ENTRIES SHOWN:
===
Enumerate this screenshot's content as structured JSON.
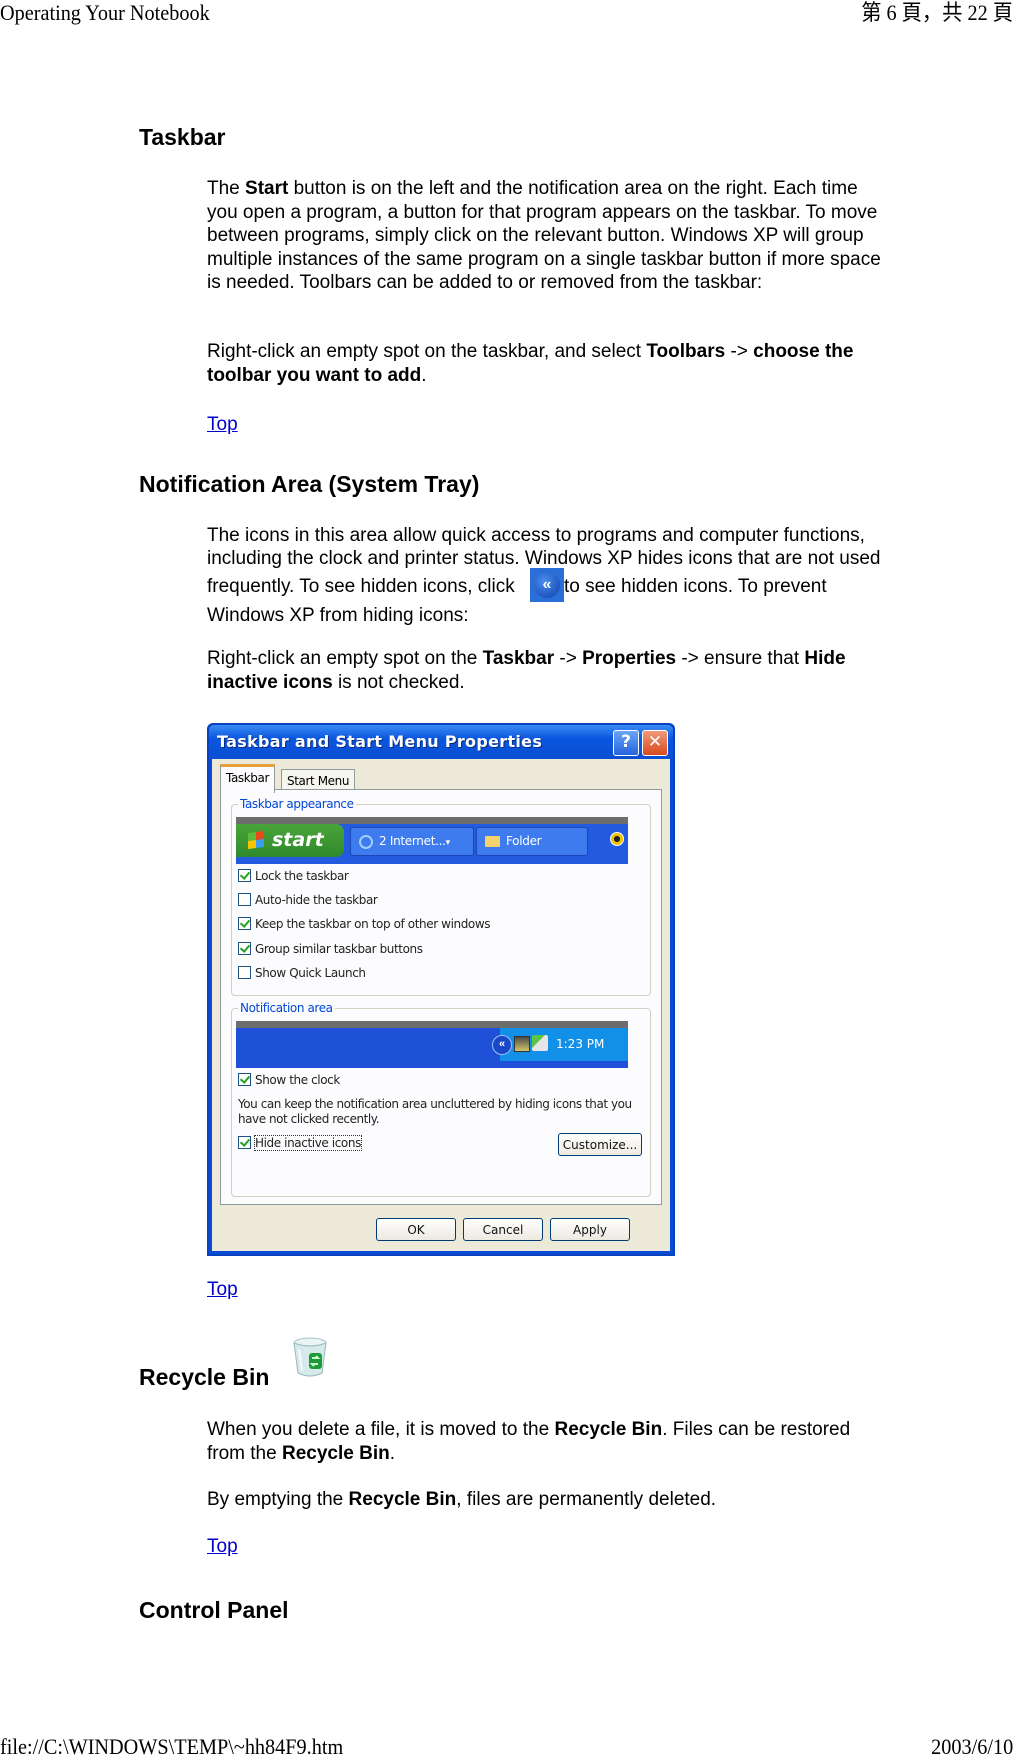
{
  "header": {
    "title": "Operating Your Notebook",
    "page_indicator": "第 6 頁，共 22 頁"
  },
  "footer": {
    "file_path": "file://C:\\WINDOWS\\TEMP\\~hh84F9.htm",
    "date": "2003/6/10"
  },
  "sections": {
    "taskbar": {
      "heading": "Taskbar",
      "p1_parts": [
        "The ",
        "Start",
        " button is on the left and the notification area on the right. Each time you open a program, a button for that program appears on the taskbar. To move between programs, simply click on the relevant button. Windows XP will group multiple instances of the same program on a single taskbar button if more space is needed. Toolbars can be added to or removed from the taskbar:"
      ],
      "p2_parts": [
        "Right-click an empty spot on the taskbar, and select ",
        "Toolbars",
        " -> ",
        "choose the toolbar you want to add",
        "."
      ],
      "top_link": "Top"
    },
    "notification": {
      "heading": "Notification Area (System Tray)",
      "p1_parts": [
        "The icons in this area allow quick access to programs and computer functions, including the clock and printer status. Windows XP hides icons that are not used frequently. To see hidden icons, click ",
        "to see hidden icons. To prevent Windows XP from hiding icons:"
      ],
      "inline_icon": "show-hidden-icons-chevron",
      "p2_parts": [
        "Right-click an empty spot on the ",
        "Taskbar",
        " -> ",
        "Properties",
        " -> ensure that ",
        "Hide inactive icons",
        " is not checked."
      ],
      "top_link": "Top"
    },
    "recycle": {
      "heading": "Recycle Bin",
      "icon": "recycle-bin",
      "p1_parts": [
        "When you delete a file, it is moved to the ",
        "Recycle Bin",
        ". Files can be restored from the ",
        "Recycle Bin",
        "."
      ],
      "p2_parts": [
        "By emptying the ",
        "Recycle Bin",
        ", files are permanently deleted."
      ],
      "top_link": "Top"
    },
    "control_panel": {
      "heading": "Control Panel"
    }
  },
  "dialog": {
    "title": "Taskbar and Start Menu Properties",
    "help_label": "?",
    "close_label": "✕",
    "tabs": [
      {
        "label": "Taskbar",
        "active": true
      },
      {
        "label": "Start Menu",
        "active": false
      }
    ],
    "taskbar_group": {
      "label": "Taskbar appearance",
      "preview": {
        "start_label": "start",
        "items": [
          "2 Internet...",
          "Folder"
        ],
        "dropdown_glyph": "▾"
      },
      "options": [
        {
          "label": "Lock the taskbar",
          "checked": true
        },
        {
          "label": "Auto-hide the taskbar",
          "checked": false
        },
        {
          "label": "Keep the taskbar on top of other windows",
          "checked": true
        },
        {
          "label": "Group similar taskbar buttons",
          "checked": true
        },
        {
          "label": "Show Quick Launch",
          "checked": false
        }
      ]
    },
    "notification_group": {
      "label": "Notification area",
      "preview": {
        "chevron": "«",
        "clock": "1:23 PM"
      },
      "show_clock": {
        "label": "Show the clock",
        "checked": true
      },
      "description": "You can keep the notification area uncluttered by hiding icons that you have not clicked recently.",
      "hide_inactive": {
        "label": "Hide inactive icons",
        "checked": true
      },
      "customize_label": "Customize..."
    },
    "buttons": {
      "ok": "OK",
      "cancel": "Cancel",
      "apply": "Apply"
    }
  }
}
===
AIM OF THE TASK: Copy each line of the listing that includes "buttons".

ANSWER FOR THE TASK:
          "label": "Group similar taskbar buttons",
    "buttons": {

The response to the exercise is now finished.